* INPUT RECORDS:
* * * * * * *
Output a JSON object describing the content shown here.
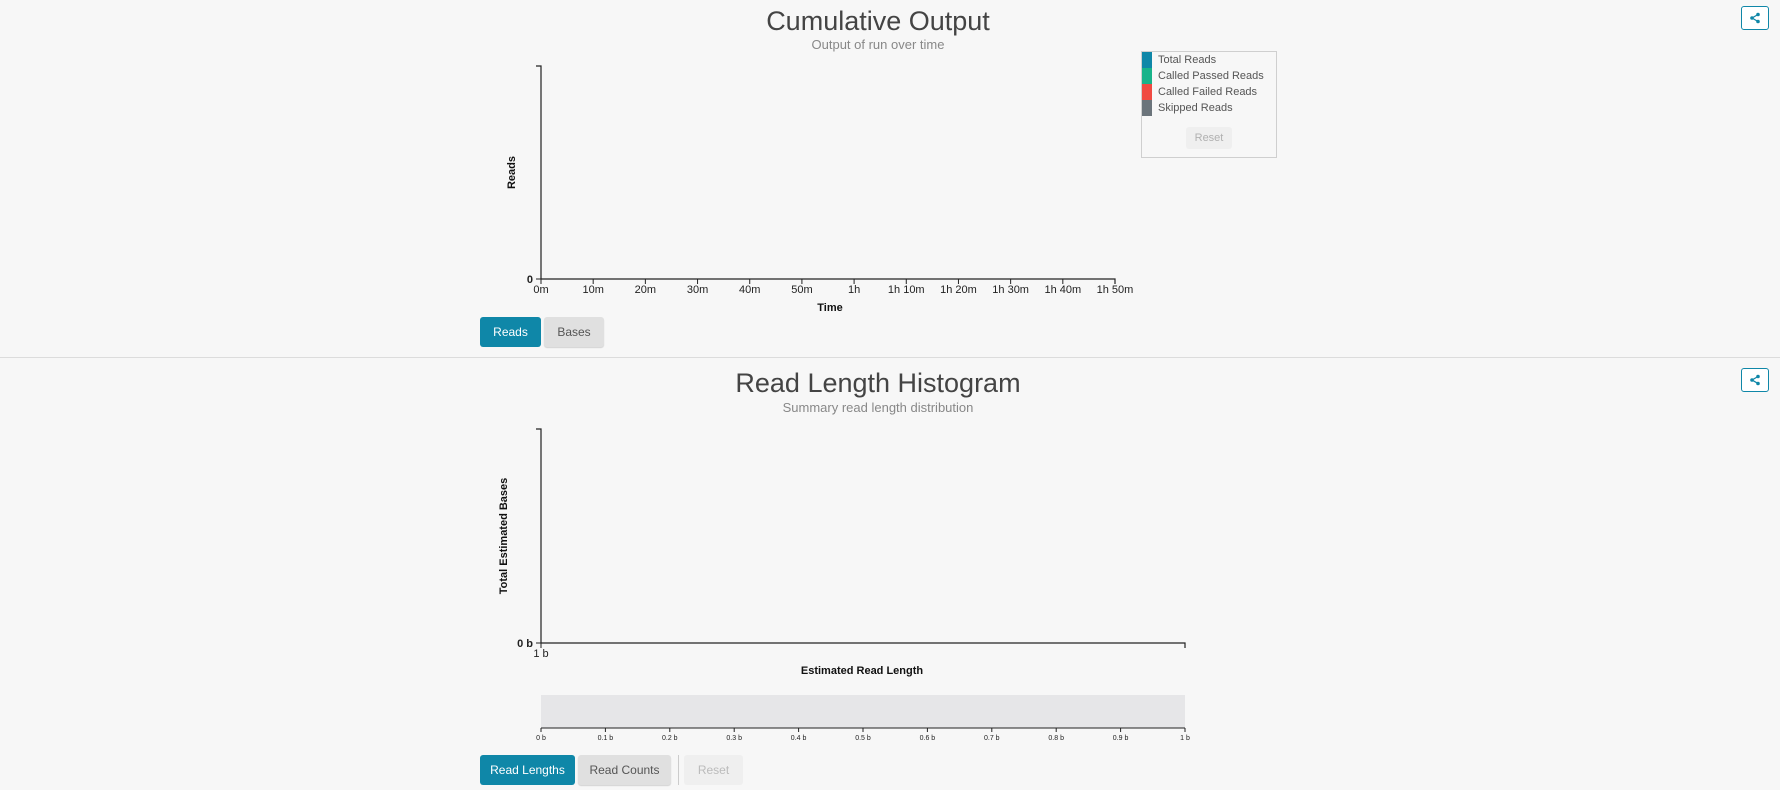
{
  "colors": {
    "accent": "#0f87a8",
    "total_reads": "#0f87a8",
    "called_passed_reads": "#18b38a",
    "called_failed_reads": "#f04a42",
    "skipped_reads": "#6b747b"
  },
  "cumulative_output": {
    "title": "Cumulative Output",
    "subtitle": "Output of run over time",
    "share_icon": "share-icon",
    "legend": {
      "items": [
        {
          "label": "Total Reads",
          "color": "#0f87a8"
        },
        {
          "label": "Called Passed Reads",
          "color": "#18b38a"
        },
        {
          "label": "Called Failed Reads",
          "color": "#f04a42"
        },
        {
          "label": "Skipped Reads",
          "color": "#6b747b"
        }
      ],
      "reset_label": "Reset"
    },
    "buttons": {
      "reads": "Reads",
      "bases": "Bases"
    }
  },
  "read_length_histogram": {
    "title": "Read Length Histogram",
    "subtitle": "Summary read length distribution",
    "share_icon": "share-icon",
    "buttons": {
      "read_lengths": "Read Lengths",
      "read_counts": "Read Counts",
      "reset": "Reset"
    }
  },
  "chart_data": [
    {
      "type": "line",
      "title": "Cumulative Output",
      "subtitle": "Output of run over time",
      "xlabel": "Time",
      "ylabel": "Reads",
      "x_ticks": [
        "0m",
        "10m",
        "20m",
        "30m",
        "40m",
        "50m",
        "1h",
        "1h 10m",
        "1h 20m",
        "1h 30m",
        "1h 40m",
        "1h 50m"
      ],
      "y_ticks": [
        "0"
      ],
      "series": [
        {
          "name": "Total Reads",
          "values": []
        },
        {
          "name": "Called Passed Reads",
          "values": []
        },
        {
          "name": "Called Failed Reads",
          "values": []
        },
        {
          "name": "Skipped Reads",
          "values": []
        }
      ],
      "legend": "top-right",
      "grid": false
    },
    {
      "type": "bar",
      "title": "Read Length Histogram",
      "subtitle": "Summary read length distribution",
      "xlabel": "Estimated Read Length",
      "ylabel": "Total Estimated Bases",
      "x_ticks": [
        "1 b"
      ],
      "y_ticks": [
        "0 b"
      ],
      "values": [],
      "brush_ticks": [
        "0 b",
        "0.1 b",
        "0.2 b",
        "0.3 b",
        "0.4 b",
        "0.5 b",
        "0.6 b",
        "0.7 b",
        "0.8 b",
        "0.9 b",
        "1 b"
      ],
      "grid": false
    }
  ]
}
* * * * * * *
* YOUR GOAL:
Gather and copy every line of the data in which the string "Summary" is found.

* SOLVED PROBLEM:
    "subtitle": "Summary read length distribution",
      "subtitle": "Summary read length distribution",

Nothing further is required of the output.